• _Prompt_:
Please count the lines below that contain the word "całk", and reply with that number alone.
>>>
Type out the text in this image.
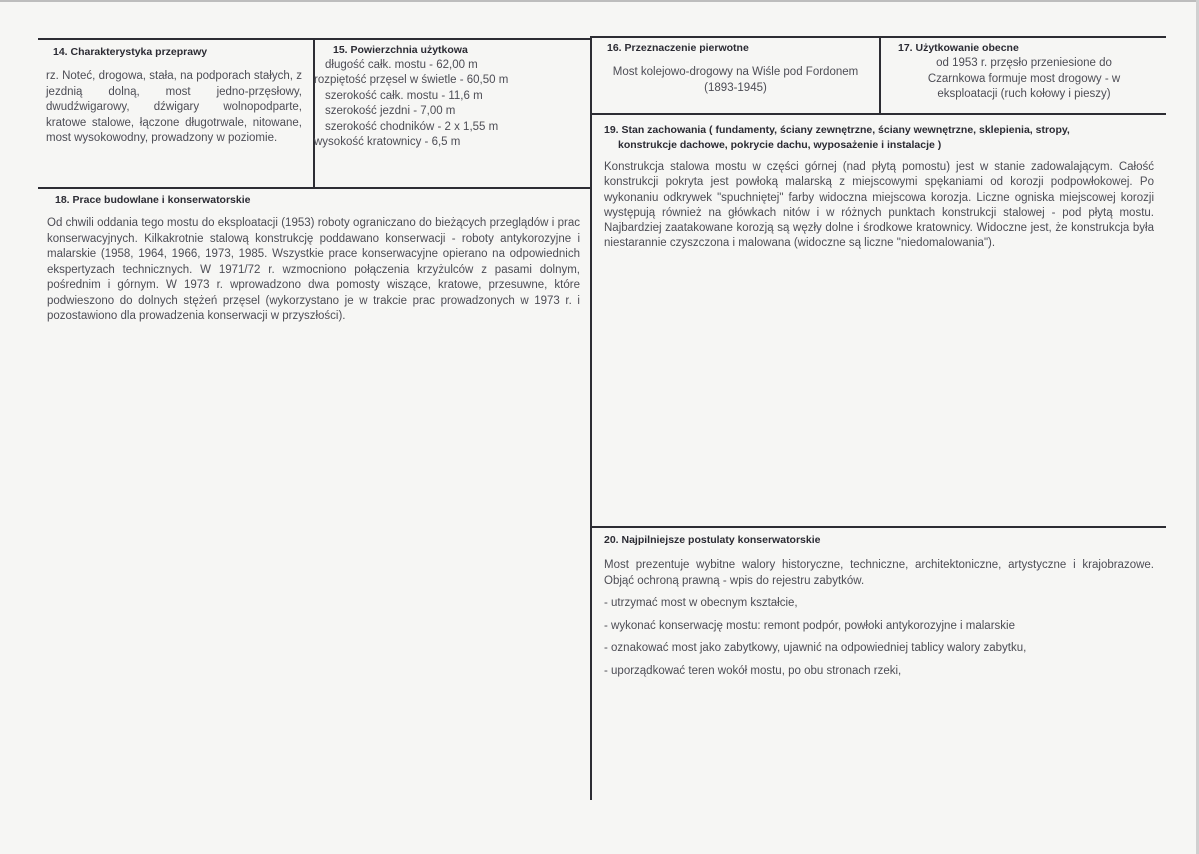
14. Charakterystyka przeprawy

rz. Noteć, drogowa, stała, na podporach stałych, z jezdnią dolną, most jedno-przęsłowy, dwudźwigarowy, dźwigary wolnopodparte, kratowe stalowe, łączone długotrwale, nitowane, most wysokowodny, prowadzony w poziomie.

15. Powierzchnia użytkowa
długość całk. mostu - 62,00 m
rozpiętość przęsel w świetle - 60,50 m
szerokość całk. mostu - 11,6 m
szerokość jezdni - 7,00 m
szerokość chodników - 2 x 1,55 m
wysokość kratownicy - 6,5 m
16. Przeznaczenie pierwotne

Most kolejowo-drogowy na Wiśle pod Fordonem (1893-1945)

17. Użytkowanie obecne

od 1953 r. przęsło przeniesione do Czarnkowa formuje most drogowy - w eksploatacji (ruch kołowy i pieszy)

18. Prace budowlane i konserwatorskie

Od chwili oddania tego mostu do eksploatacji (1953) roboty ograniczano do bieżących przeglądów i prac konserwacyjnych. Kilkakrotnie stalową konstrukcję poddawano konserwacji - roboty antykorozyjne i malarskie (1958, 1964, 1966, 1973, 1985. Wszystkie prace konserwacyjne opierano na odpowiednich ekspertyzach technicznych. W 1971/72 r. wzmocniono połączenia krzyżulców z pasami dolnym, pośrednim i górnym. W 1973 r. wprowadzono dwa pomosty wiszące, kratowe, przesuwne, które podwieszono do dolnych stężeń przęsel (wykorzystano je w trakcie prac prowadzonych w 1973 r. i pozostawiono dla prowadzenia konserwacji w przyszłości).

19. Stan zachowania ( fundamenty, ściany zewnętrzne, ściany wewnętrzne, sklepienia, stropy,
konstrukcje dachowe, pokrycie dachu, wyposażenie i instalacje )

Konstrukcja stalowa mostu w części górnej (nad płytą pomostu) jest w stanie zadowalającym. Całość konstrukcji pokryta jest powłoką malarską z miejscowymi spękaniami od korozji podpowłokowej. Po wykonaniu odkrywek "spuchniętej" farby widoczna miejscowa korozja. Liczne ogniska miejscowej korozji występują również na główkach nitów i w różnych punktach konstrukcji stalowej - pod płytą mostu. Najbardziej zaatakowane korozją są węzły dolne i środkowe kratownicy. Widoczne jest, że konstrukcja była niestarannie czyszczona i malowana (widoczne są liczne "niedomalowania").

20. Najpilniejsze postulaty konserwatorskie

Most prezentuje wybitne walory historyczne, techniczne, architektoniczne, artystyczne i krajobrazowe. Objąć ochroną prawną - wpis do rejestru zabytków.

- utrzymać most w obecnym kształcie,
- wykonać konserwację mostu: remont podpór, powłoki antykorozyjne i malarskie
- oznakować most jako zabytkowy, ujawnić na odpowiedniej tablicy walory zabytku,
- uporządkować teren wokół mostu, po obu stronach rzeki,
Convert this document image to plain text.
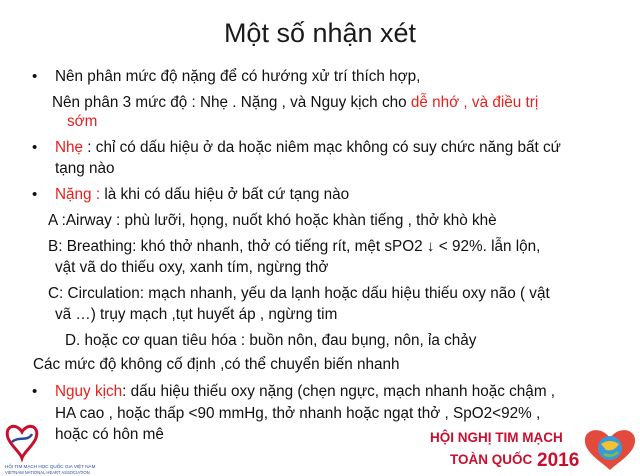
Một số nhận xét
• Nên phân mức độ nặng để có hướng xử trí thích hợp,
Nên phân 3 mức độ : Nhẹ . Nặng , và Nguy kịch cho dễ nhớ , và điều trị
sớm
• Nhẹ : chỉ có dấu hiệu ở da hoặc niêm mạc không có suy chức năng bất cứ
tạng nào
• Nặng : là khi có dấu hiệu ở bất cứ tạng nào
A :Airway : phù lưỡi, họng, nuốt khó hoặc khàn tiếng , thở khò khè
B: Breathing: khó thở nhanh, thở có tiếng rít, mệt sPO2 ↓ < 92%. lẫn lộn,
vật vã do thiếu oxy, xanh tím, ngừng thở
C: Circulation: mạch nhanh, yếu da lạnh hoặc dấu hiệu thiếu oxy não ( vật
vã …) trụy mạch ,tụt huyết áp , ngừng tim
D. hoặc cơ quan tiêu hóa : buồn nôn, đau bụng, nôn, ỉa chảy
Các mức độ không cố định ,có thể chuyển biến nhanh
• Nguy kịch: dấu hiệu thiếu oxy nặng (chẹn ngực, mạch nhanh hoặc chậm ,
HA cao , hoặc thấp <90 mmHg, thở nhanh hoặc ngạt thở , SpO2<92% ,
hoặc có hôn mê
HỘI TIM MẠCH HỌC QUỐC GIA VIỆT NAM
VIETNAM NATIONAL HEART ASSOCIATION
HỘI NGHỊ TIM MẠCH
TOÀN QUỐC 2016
<<<
• _Result for this task_:
2